[Items listed in a dataset]
╔══

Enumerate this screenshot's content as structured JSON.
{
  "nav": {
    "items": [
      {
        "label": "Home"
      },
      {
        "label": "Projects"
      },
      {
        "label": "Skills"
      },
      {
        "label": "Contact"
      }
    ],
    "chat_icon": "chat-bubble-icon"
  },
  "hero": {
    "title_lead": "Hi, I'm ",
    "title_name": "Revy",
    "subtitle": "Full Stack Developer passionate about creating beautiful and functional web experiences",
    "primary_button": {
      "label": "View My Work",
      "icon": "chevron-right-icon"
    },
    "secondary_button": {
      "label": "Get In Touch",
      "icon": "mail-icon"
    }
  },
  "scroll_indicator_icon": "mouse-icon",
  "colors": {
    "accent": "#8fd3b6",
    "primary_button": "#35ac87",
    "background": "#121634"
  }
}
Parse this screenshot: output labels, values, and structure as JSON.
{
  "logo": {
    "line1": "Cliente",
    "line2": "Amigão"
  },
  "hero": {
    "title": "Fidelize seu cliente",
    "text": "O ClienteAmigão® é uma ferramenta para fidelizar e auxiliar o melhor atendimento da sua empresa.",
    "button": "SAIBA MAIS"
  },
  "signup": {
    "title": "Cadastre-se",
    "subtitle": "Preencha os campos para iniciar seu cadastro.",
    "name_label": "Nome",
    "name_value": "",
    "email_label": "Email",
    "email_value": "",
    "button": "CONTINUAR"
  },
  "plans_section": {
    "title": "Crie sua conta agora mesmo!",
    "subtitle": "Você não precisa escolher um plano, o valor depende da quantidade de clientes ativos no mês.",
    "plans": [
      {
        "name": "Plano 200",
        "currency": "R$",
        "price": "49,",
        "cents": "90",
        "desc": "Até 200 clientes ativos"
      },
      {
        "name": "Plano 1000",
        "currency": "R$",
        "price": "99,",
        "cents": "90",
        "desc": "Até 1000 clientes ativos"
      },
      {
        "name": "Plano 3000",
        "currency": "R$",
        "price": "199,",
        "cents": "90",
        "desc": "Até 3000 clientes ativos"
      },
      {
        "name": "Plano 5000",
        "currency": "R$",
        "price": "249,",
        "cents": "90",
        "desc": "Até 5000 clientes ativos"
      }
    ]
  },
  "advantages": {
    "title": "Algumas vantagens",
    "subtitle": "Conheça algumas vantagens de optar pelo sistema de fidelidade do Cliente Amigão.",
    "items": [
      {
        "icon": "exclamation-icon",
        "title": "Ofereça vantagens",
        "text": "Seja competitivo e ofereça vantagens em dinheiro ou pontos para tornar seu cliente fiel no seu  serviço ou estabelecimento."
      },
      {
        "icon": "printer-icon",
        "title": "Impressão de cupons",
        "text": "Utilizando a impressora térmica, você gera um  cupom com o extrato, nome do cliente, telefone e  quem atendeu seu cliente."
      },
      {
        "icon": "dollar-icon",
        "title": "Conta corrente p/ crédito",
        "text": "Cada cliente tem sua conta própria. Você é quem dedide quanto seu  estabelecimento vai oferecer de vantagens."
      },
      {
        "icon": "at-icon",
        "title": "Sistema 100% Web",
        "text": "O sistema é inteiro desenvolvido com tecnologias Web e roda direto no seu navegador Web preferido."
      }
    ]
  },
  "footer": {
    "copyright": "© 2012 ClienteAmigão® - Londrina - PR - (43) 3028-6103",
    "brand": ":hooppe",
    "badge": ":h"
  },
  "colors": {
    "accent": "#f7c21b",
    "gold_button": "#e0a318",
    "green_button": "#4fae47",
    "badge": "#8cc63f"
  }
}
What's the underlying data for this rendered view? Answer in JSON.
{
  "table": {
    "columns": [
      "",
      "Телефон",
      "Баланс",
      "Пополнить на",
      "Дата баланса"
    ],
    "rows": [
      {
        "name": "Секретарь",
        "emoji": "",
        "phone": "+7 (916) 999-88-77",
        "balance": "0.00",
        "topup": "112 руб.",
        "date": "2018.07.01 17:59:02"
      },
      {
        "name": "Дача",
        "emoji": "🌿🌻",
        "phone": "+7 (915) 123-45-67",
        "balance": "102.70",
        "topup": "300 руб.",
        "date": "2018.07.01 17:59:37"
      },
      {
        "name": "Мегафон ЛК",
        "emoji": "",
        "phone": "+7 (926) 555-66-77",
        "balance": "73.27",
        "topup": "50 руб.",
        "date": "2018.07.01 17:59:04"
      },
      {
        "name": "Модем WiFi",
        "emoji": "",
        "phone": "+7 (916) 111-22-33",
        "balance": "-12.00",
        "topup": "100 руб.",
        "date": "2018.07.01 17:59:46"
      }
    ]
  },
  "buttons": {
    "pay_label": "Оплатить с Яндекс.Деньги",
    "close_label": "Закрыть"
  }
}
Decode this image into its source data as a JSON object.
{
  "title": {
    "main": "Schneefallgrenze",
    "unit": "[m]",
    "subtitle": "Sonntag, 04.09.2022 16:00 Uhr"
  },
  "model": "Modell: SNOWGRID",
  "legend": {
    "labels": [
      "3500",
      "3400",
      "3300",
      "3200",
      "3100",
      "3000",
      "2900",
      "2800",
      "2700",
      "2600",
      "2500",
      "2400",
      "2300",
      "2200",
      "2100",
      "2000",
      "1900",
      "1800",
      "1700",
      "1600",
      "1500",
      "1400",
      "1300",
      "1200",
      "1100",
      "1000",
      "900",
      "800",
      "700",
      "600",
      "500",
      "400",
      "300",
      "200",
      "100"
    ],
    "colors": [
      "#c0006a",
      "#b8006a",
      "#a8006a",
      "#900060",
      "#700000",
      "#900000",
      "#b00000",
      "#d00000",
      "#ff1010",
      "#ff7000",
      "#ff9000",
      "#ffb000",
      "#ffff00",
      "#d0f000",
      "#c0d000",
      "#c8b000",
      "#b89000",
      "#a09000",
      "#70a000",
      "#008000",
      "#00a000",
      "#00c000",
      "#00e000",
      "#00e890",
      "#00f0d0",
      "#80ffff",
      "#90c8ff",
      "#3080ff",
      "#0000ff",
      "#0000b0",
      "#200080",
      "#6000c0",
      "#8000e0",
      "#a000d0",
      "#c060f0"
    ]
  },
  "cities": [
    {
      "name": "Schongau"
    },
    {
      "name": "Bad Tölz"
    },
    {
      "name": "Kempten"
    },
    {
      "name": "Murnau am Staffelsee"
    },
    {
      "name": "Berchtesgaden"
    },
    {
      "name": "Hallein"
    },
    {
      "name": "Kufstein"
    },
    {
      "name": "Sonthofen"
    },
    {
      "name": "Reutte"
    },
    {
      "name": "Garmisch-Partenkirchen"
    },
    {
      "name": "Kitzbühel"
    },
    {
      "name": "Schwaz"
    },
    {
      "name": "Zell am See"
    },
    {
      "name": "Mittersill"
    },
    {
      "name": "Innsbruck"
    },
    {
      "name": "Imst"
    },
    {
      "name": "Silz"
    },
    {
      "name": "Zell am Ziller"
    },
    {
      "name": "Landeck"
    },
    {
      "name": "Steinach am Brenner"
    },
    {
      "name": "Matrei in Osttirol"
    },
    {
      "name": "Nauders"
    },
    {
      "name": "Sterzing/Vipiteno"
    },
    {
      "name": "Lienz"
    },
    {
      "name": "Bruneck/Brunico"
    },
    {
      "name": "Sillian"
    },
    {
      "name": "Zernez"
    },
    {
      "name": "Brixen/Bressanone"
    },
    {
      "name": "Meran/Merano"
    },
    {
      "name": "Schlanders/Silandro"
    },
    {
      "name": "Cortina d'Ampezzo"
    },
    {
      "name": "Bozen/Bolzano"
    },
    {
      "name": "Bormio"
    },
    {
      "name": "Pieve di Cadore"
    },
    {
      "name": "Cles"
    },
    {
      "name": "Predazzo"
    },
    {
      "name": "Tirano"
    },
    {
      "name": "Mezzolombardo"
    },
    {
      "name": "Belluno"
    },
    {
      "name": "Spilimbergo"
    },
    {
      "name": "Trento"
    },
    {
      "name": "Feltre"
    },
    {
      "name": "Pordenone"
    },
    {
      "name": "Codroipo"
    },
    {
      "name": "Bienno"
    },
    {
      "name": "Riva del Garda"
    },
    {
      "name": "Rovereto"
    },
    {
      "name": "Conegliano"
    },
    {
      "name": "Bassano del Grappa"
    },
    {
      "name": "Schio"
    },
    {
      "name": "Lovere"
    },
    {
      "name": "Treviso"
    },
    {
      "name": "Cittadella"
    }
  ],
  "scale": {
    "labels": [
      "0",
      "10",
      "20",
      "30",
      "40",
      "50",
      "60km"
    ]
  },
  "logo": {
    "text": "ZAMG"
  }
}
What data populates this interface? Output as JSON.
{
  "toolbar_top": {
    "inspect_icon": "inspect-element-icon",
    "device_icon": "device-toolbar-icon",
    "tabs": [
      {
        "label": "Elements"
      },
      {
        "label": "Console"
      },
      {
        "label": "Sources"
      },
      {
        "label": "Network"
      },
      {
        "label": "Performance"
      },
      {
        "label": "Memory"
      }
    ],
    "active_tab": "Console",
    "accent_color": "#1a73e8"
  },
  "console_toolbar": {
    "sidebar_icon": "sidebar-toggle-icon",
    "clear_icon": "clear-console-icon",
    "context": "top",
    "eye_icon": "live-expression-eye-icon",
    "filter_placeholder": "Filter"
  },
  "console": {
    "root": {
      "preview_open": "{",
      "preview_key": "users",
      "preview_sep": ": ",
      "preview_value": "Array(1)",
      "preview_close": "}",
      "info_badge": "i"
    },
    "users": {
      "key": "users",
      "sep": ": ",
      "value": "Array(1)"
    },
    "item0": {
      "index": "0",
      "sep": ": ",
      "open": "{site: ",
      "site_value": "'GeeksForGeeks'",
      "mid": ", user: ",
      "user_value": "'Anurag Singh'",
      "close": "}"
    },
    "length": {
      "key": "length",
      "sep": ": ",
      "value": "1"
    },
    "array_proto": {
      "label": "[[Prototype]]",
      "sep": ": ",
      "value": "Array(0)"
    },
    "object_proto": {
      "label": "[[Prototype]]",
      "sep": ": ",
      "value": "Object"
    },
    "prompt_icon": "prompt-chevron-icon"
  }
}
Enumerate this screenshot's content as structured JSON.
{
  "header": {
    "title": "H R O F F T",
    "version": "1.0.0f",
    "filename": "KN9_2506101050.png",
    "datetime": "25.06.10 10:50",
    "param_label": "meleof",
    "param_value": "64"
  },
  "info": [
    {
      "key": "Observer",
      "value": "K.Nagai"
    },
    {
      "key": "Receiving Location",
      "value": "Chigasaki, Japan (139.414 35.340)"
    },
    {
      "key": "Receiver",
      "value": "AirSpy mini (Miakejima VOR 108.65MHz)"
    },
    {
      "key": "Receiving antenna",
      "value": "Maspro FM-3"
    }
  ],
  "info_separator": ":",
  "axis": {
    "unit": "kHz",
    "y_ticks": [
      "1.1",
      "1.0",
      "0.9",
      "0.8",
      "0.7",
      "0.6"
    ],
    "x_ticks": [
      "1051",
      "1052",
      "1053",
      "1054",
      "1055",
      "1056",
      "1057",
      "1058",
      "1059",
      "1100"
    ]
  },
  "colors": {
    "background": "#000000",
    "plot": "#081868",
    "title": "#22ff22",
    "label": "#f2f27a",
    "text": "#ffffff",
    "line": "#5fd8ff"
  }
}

╚══

[Problem statement]: Copy out each line of the entries that holds "topup".

[Task output]:
        "topup": "112 руб.",
        "topup": "300 руб.",
        "topup": "50 руб.",
        "topup": "100 руб.",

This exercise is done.